YOUR TASK.
Please return the full listing below without altering anything.

ENTRIES PROVIDED.
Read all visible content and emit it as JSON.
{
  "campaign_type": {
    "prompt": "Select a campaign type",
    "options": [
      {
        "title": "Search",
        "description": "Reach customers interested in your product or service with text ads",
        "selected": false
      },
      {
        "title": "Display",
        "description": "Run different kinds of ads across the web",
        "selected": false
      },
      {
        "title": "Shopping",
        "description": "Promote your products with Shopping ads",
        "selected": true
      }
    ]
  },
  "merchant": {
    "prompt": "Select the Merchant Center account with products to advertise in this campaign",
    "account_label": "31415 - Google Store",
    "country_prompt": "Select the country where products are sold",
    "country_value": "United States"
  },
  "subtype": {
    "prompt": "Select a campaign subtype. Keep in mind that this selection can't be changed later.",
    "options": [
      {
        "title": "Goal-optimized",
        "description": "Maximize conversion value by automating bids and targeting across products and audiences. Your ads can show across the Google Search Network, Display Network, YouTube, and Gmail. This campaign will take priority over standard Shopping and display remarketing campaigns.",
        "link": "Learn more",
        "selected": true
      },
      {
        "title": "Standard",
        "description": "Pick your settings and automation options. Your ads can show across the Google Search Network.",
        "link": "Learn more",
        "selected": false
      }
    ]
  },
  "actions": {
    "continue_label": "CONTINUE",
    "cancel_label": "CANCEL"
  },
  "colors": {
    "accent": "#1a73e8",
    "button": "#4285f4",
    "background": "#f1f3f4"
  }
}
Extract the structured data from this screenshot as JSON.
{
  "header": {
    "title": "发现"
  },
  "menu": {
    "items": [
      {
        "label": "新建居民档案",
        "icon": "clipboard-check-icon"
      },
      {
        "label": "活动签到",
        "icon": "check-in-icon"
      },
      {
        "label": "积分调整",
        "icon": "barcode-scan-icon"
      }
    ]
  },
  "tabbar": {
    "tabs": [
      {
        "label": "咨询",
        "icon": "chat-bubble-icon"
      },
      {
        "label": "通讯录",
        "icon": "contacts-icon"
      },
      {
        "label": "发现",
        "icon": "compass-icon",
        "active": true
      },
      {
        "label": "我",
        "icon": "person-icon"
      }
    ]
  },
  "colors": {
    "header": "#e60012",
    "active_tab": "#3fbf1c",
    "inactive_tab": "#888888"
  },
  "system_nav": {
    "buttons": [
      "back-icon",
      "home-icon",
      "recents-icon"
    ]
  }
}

WRITTEN SOLUTION.
Read all visible content and emit it as JSON.
{
  "campaign_type": {
    "prompt": "Select a campaign type",
    "options": [
      {
        "title": "Search",
        "description": "Reach customers interested in your product or service with text ads",
        "selected": false
      },
      {
        "title": "Display",
        "description": "Run different kinds of ads across the web",
        "selected": false
      },
      {
        "title": "Shopping",
        "description": "Promote your products with Shopping ads",
        "selected": true
      }
    ]
  },
  "merchant": {
    "prompt": "Select the Merchant Center account with products to advertise in this campaign",
    "account_label": "31415 - Google Store",
    "country_prompt": "Select the country where products are sold",
    "country_value": "United States"
  },
  "subtype": {
    "prompt": "Select a campaign subtype. Keep in mind that this selection can't be changed later.",
    "options": [
      {
        "title": "Goal-optimized",
        "description": "Maximize conversion value by automating bids and targeting across products and audiences. Your ads can show across the Google Search Network, Display Network, YouTube, and Gmail. This campaign will take priority over standard Shopping and display remarketing campaigns.",
        "link": "Learn more",
        "selected": true
      },
      {
        "title": "Standard",
        "description": "Pick your settings and automation options. Your ads can show across the Google Search Network.",
        "link": "Learn more",
        "selected": false
      }
    ]
  },
  "actions": {
    "continue_label": "CONTINUE",
    "cancel_label": "CANCEL"
  },
  "colors": {
    "accent": "#1a73e8",
    "button": "#4285f4",
    "background": "#f1f3f4"
  }
}
Extract the structured data from this screenshot as JSON.
{
  "header": {
    "title": "发现"
  },
  "menu": {
    "items": [
      {
        "label": "新建居民档案",
        "icon": "clipboard-check-icon"
      },
      {
        "label": "活动签到",
        "icon": "check-in-icon"
      },
      {
        "label": "积分调整",
        "icon": "barcode-scan-icon"
      }
    ]
  },
  "tabbar": {
    "tabs": [
      {
        "label": "咨询",
        "icon": "chat-bubble-icon"
      },
      {
        "label": "通讯录",
        "icon": "contacts-icon"
      },
      {
        "label": "发现",
        "icon": "compass-icon",
        "active": true
      },
      {
        "label": "我",
        "icon": "person-icon"
      }
    ]
  },
  "colors": {
    "header": "#e60012",
    "active_tab": "#3fbf1c",
    "inactive_tab": "#888888"
  },
  "system_nav": {
    "buttons": [
      "back-icon",
      "home-icon",
      "recents-icon"
    ]
  }
}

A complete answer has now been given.